■ **EXERCISE DESCRIPTION**:
Write out every line of the items below without changing anything.

[Listings of regions and labels]
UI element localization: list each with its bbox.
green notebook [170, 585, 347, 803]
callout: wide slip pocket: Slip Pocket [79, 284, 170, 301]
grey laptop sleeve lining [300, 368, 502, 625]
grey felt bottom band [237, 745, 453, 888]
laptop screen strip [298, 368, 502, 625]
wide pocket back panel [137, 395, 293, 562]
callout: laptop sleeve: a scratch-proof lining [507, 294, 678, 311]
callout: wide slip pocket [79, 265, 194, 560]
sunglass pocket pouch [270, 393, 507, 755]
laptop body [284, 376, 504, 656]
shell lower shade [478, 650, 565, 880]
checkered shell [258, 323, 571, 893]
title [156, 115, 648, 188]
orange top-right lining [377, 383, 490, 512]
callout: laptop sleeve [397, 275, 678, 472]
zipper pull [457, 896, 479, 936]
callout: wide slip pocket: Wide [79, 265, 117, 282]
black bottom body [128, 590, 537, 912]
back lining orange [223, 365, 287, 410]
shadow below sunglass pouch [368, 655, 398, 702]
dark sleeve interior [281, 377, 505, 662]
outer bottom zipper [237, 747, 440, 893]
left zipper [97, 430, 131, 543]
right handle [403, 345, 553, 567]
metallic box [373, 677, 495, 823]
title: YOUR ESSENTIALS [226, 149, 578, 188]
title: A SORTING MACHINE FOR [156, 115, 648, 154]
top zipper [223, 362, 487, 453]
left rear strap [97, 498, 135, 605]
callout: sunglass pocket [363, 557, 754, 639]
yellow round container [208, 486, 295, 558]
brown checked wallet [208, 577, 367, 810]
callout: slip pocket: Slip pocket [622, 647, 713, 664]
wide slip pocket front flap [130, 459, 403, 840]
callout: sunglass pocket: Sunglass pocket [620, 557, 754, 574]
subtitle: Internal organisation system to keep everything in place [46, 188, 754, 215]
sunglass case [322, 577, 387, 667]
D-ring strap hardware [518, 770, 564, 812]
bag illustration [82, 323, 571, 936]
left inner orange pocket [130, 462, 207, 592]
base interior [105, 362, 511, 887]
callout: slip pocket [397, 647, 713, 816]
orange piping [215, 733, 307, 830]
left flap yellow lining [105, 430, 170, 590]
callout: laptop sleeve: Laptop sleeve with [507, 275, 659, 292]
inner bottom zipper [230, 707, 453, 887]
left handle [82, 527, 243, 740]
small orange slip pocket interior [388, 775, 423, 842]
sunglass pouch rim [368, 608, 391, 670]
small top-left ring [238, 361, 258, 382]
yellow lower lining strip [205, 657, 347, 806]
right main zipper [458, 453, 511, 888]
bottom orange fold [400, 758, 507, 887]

■ **FINISHED EXERCISE**:
UI element localization: list each with its bbox.
green notebook [170, 585, 347, 803]
callout: wide slip pocket: Slip Pocket [79, 284, 170, 301]
grey laptop sleeve lining [300, 368, 502, 625]
grey felt bottom band [237, 745, 453, 888]
laptop screen strip [298, 368, 502, 625]
wide pocket back panel [137, 395, 293, 562]
callout: laptop sleeve: a scratch-proof lining [507, 294, 678, 311]
callout: wide slip pocket [79, 265, 194, 560]
sunglass pocket pouch [270, 393, 507, 755]
laptop body [284, 376, 504, 656]
shell lower shade [478, 650, 565, 880]
checkered shell [258, 323, 571, 893]
title [156, 115, 648, 188]
orange top-right lining [377, 383, 490, 512]
callout: laptop sleeve [397, 275, 678, 472]
zipper pull [457, 896, 479, 936]
callout: wide slip pocket: Wide [79, 265, 117, 282]
black bottom body [128, 590, 537, 912]
back lining orange [223, 365, 287, 410]
shadow below sunglass pouch [368, 655, 398, 702]
dark sleeve interior [281, 377, 505, 662]
outer bottom zipper [237, 747, 440, 893]
left zipper [97, 430, 131, 543]
right handle [403, 345, 553, 567]
metallic box [373, 677, 495, 823]
title: YOUR ESSENTIALS [226, 149, 578, 188]
title: A SORTING MACHINE FOR [156, 115, 648, 154]
top zipper [223, 362, 487, 453]
left rear strap [97, 498, 135, 605]
callout: sunglass pocket [363, 557, 754, 639]
yellow round container [208, 486, 295, 558]
brown checked wallet [208, 577, 367, 810]
callout: slip pocket: Slip pocket [622, 647, 713, 664]
wide slip pocket front flap [130, 459, 403, 840]
callout: sunglass pocket: Sunglass pocket [620, 557, 754, 574]
subtitle: Internal organisation system to keep everything in place [46, 188, 754, 215]
sunglass case [322, 577, 387, 667]
D-ring strap hardware [518, 770, 564, 812]
bag illustration [82, 323, 571, 936]
left inner orange pocket [130, 462, 207, 592]
base interior [105, 362, 511, 887]
callout: slip pocket [397, 647, 713, 816]
orange piping [215, 733, 307, 830]
left flap yellow lining [105, 430, 170, 590]
callout: laptop sleeve: Laptop sleeve with [507, 275, 659, 292]
inner bottom zipper [230, 707, 453, 887]
left handle [82, 527, 243, 740]
small orange slip pocket interior [388, 775, 423, 842]
sunglass pouch rim [368, 608, 391, 670]
small top-left ring [238, 361, 258, 382]
yellow lower lining strip [205, 657, 347, 806]
right main zipper [458, 453, 511, 888]
bottom orange fold [400, 758, 507, 887]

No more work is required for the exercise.